*** Data excerpts ***

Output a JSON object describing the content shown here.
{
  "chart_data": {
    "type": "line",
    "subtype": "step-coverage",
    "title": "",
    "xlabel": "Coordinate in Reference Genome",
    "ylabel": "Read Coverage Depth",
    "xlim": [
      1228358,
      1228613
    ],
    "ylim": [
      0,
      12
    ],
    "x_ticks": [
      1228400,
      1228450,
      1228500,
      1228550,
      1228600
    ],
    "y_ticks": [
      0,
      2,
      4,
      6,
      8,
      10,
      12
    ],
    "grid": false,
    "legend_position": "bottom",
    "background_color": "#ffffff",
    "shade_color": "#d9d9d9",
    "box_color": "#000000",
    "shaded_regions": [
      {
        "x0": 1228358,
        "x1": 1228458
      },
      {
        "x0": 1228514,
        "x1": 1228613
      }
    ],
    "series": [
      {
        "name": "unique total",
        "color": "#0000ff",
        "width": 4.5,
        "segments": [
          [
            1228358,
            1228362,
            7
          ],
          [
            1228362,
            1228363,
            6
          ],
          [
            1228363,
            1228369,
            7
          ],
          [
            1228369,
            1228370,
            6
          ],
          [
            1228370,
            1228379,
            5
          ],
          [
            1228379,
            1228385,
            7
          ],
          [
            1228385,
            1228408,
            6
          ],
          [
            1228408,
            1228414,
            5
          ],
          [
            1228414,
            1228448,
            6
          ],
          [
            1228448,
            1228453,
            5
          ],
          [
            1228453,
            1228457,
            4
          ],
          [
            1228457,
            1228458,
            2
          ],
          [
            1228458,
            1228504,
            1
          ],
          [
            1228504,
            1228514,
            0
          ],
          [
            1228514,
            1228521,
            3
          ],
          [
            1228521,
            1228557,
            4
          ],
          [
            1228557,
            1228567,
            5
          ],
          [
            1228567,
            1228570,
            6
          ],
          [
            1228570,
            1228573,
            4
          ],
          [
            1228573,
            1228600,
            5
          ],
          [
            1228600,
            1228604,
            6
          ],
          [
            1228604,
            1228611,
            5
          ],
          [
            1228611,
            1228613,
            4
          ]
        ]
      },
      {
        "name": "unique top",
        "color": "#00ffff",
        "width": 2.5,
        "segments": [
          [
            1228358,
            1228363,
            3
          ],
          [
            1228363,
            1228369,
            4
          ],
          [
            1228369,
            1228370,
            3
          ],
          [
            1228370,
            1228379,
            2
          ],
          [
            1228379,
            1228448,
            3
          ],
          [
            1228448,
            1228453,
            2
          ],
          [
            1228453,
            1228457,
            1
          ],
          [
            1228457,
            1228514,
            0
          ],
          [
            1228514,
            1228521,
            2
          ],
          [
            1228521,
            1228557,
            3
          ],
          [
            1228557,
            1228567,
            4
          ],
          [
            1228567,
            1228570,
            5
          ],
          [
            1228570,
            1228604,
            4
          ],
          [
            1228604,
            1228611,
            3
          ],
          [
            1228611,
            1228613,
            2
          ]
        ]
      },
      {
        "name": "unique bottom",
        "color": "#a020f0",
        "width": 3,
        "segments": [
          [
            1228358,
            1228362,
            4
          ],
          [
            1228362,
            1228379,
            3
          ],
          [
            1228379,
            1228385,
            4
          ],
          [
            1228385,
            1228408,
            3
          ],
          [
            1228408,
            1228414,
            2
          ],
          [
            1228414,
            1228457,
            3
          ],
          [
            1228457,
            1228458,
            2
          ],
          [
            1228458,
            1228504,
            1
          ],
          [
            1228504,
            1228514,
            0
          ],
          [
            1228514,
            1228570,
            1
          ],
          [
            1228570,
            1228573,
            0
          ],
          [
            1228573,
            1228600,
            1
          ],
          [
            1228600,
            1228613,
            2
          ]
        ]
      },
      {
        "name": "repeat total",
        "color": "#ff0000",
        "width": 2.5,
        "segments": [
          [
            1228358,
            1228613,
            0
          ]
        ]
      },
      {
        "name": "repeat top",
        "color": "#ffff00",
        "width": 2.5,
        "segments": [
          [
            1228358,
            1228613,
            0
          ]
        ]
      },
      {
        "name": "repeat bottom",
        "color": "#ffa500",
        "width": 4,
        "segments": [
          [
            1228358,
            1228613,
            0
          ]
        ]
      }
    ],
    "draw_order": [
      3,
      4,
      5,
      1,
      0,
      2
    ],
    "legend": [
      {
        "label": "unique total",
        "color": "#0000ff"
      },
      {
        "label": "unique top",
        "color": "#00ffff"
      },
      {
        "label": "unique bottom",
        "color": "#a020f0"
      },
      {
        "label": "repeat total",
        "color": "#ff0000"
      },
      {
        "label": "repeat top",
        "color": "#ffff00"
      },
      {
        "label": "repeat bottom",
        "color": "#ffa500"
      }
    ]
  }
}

*** End of Data excerpts ***

Copy each line above that contains the word "repeat".

        "name": "repeat total",
        "name": "repeat top",
        "name": "repeat bottom",
        "label": "repeat total",
        "label": "repeat top",
        "label": "repeat bottom",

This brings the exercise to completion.